— Exercise brief —
Every entry below should be printed exactly, without its images.

— Given records —
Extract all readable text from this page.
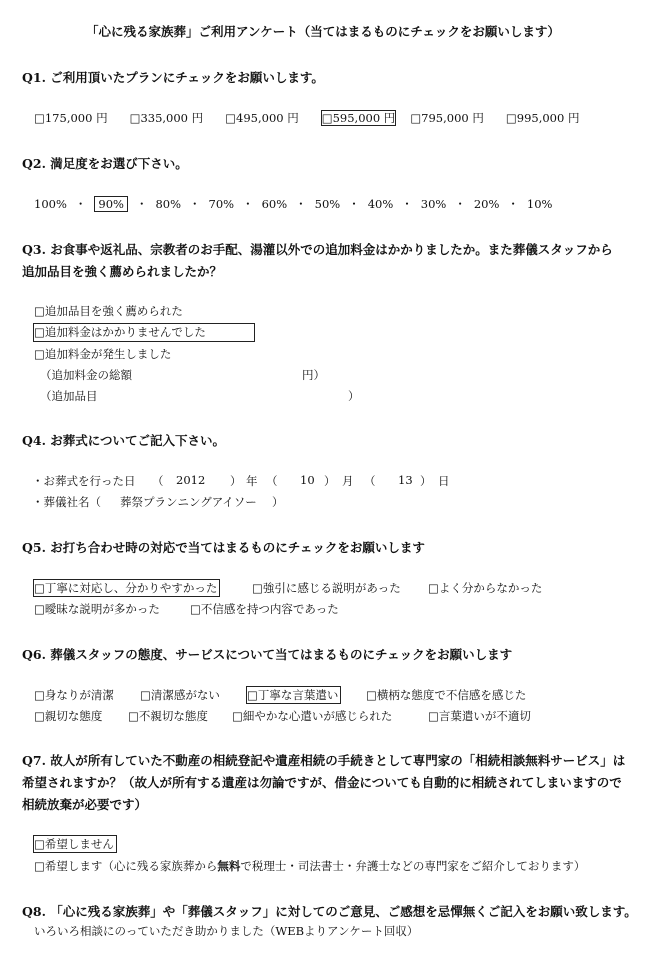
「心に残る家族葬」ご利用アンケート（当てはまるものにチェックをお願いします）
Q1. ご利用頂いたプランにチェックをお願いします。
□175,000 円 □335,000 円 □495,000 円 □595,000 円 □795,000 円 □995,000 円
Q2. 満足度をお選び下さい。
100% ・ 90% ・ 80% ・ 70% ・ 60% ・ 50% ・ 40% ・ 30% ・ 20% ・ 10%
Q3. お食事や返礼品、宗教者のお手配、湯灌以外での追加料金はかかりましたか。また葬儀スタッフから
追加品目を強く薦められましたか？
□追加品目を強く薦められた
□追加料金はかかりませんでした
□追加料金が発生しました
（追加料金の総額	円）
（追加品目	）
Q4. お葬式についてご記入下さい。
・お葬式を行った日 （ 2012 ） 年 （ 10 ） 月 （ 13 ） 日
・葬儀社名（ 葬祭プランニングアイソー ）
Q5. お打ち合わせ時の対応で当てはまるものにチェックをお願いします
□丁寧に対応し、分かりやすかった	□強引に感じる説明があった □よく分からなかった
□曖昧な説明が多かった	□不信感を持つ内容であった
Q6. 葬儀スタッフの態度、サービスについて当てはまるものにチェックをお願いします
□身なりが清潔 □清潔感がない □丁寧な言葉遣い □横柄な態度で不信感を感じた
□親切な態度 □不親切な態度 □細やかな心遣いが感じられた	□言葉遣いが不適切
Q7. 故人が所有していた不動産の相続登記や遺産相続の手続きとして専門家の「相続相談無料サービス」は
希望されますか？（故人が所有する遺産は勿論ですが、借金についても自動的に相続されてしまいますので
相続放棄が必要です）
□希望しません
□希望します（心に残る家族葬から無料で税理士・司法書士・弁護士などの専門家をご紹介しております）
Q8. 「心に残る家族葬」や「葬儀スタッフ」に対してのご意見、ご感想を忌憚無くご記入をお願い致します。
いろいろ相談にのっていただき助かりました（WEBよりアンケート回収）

— Worked answer —
Extract all readable text from this page.
「心に残る家族葬」ご利用アンケート（当てはまるものにチェックをお願いします）
Q1. ご利用頂いたプランにチェックをお願いします。
□175,000 円 □335,000 円 □495,000 円 □595,000 円 □795,000 円 □995,000 円
Q2. 満足度をお選び下さい。
100% ・ 90% ・ 80% ・ 70% ・ 60% ・ 50% ・ 40% ・ 30% ・ 20% ・ 10%
Q3. お食事や返礼品、宗教者のお手配、湯灌以外での追加料金はかかりましたか。また葬儀スタッフから
追加品目を強く薦められましたか？
□追加品目を強く薦められた
□追加料金はかかりませんでした
□追加料金が発生しました
（追加料金の総額	円）
（追加品目	）
Q4. お葬式についてご記入下さい。
・お葬式を行った日 （ 2012 ） 年 （ 10 ） 月 （ 13 ） 日
・葬儀社名（ 葬祭プランニングアイソー ）
Q5. お打ち合わせ時の対応で当てはまるものにチェックをお願いします
□丁寧に対応し、分かりやすかった	□強引に感じる説明があった □よく分からなかった
□曖昧な説明が多かった	□不信感を持つ内容であった
Q6. 葬儀スタッフの態度、サービスについて当てはまるものにチェックをお願いします
□身なりが清潔 □清潔感がない □丁寧な言葉遣い □横柄な態度で不信感を感じた
□親切な態度 □不親切な態度 □細やかな心遣いが感じられた	□言葉遣いが不適切
Q7. 故人が所有していた不動産の相続登記や遺産相続の手続きとして専門家の「相続相談無料サービス」は
希望されますか？（故人が所有する遺産は勿論ですが、借金についても自動的に相続されてしまいますので
相続放棄が必要です）
□希望しません
□希望します（心に残る家族葬から無料で税理士・司法書士・弁護士などの専門家をご紹介しております）
Q8. 「心に残る家族葬」や「葬儀スタッフ」に対してのご意見、ご感想を忌憚無くご記入をお願い致します。
いろいろ相談にのっていただき助かりました（WEBよりアンケート回収）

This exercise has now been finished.